*Lesetext:*

■ ■ ■ ■ ■

Anfang November wurden in der britischen Hauptstadt im Schnitt noch ziemlich genau 3000 Fälle pro Tag erfasst. Die Daten der britischen Regierung sind noch nicht vollständig, aber schon jetzt nähert sich der Sieben-Tage-Schnitt einem Wert von 20.000 Ansteckungen täglich - die nachgewiesen wurden. Aufgrund der hohen Infektionsrate von Omikron - kombiniert mit in vielen Fällen vergleichsweise milden, erkältungsähnlichen Symptomen - ist es wahrscheinlich, dass viele Ansteckungen gar nicht erkannt werden.
Dennoch spricht die Hospitalisierungsrate eine deutliche Sprache. Mit einem Zeitverzug von etwa zwei Wochen gegenüber den Infektionsfällen steigt auch diese seit Ende November deutlich an. Lag der Sieben-Tage-Schnitt am 23. November noch bei etwa 90 Krankenhauseinweisungen pro Tag, sind am 20. Dezember, dem bisher letzten Meldetag, allein in London 301 Menschen mit einer Corona-Infektion im Krankenhaus gelandet. Tendenz steigend.

■ ■ ■ ■ ■

*Übungsziel:* Kopieren Sie bitte aus dem Lesetext oben über Omikron in London den Abschnitt, der mit den Worten „Dennoch spricht die“ beginnt, und hören Sie nach „gelandet. Tendenz steigend.“ auf.

*Datensatz:*
■ ■ ■ ■ ■

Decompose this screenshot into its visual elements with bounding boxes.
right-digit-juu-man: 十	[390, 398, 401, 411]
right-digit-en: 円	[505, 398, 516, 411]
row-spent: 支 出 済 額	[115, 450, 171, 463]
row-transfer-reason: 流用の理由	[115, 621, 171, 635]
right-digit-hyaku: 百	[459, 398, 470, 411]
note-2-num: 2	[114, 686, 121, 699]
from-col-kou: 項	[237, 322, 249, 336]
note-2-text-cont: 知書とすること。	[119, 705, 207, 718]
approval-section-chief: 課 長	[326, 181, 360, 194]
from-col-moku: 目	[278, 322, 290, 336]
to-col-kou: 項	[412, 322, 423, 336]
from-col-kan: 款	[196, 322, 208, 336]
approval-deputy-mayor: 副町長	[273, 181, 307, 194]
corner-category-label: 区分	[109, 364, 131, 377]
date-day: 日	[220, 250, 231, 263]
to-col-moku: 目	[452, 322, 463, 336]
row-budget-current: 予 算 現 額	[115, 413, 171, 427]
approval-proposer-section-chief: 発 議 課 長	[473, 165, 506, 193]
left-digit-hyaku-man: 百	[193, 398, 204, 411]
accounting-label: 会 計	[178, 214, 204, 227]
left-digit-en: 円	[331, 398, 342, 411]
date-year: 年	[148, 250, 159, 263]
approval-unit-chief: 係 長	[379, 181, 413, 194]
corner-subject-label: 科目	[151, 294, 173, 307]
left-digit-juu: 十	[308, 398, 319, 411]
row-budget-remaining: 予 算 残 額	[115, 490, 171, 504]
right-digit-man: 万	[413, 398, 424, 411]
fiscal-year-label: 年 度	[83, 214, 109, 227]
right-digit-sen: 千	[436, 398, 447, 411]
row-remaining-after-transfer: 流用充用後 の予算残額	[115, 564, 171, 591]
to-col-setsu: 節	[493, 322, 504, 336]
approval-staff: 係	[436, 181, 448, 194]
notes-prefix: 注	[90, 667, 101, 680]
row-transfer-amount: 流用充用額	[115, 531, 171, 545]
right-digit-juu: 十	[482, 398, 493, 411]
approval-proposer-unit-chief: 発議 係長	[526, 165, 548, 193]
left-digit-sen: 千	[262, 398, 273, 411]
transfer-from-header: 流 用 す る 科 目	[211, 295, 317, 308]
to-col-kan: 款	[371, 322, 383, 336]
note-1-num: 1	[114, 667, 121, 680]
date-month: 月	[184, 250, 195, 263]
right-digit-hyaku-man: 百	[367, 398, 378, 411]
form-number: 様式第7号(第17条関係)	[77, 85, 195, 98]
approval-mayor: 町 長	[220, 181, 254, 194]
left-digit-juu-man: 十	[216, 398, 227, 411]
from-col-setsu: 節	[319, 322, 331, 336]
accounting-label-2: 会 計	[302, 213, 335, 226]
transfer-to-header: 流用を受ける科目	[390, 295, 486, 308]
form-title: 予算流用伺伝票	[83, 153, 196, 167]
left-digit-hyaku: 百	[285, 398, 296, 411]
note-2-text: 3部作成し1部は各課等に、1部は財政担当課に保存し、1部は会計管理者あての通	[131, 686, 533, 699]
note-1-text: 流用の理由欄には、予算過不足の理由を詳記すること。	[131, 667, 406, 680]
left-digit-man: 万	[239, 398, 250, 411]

■ ■ ■ ■ ■

*Antwortfeld:*
Dennoch spricht die Hospitalisierungsrate eine deutliche Sprache. Mit einem Zeitverzug von etwa zwei Wochen gegenüber den Infektionsfällen steigt auch diese seit Ende November deutlich an. Lag der Sieben-Tage-Schnitt am 23. November noch bei etwa 90 Krankenhauseinweisungen pro Tag, sind am 20. Dezember, dem bisher letzten Meldetag, allein in London 301 Menschen mit einer Corona-Infektion im Krankenhaus gelandet. Tendenz steigend.